BEGIN Supplied text

Know Before You Grow
In a recent newsletter from FBS, Norm Brown, President FBS Systems, Inc., ASAC Member and CAC, provides great insights on External vs. Internal Knowledge. He challenged his readers to consider the assumptions we make about where we get our information, and the affect our assumptions can have on our ability to make sound business decisions.

Here are Norm’s thoughts:

"It's not what people don't know that hurts them. It's what they do know that just ain't so."  -Will Rogers

At least that’s what some people believe.   Others are just as sure this quote came from Mark Twain. (Unintentionally, their collective wisdom is validated.)


What about you? Are you preparing to make critical management decisions based on intuition, past experiences, or what your neighbors are doing rather than relying on objective data?   You’re not alone. We’re convinced a majority of producers begin with erroneous assumptions, then bolster their "confirmation bias" with DIY analysis.   (Of course, we could always be proven wrong!)

END Supplied text
BEGIN Raw data

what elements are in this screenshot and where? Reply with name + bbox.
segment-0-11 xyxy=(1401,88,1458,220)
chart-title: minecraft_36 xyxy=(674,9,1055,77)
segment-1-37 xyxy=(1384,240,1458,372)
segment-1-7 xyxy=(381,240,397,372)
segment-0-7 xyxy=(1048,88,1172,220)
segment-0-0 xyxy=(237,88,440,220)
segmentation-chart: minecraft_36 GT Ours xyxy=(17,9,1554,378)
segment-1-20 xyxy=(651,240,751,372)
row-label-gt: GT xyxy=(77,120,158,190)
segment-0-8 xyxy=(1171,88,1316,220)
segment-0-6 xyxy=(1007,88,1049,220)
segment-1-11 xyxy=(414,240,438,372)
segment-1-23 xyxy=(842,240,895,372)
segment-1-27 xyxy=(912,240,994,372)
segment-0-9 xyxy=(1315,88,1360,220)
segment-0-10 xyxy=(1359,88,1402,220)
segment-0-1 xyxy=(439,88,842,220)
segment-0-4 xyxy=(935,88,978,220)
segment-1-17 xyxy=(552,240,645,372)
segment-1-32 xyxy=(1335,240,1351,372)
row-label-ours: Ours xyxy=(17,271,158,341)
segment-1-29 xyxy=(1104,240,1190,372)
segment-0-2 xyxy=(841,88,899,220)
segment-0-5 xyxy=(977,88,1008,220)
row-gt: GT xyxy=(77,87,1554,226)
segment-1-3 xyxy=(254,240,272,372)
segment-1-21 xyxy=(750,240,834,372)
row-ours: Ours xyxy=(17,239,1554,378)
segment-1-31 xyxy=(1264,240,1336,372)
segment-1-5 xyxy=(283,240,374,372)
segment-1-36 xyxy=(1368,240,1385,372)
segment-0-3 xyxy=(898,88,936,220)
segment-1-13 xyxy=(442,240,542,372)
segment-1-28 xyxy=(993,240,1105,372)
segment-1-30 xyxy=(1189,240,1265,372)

END Raw data

Problem to work on
List every person named in the Know Before You Grow text.

Solved problem
- Norm Brown
- Will Rogers
- Mark Twain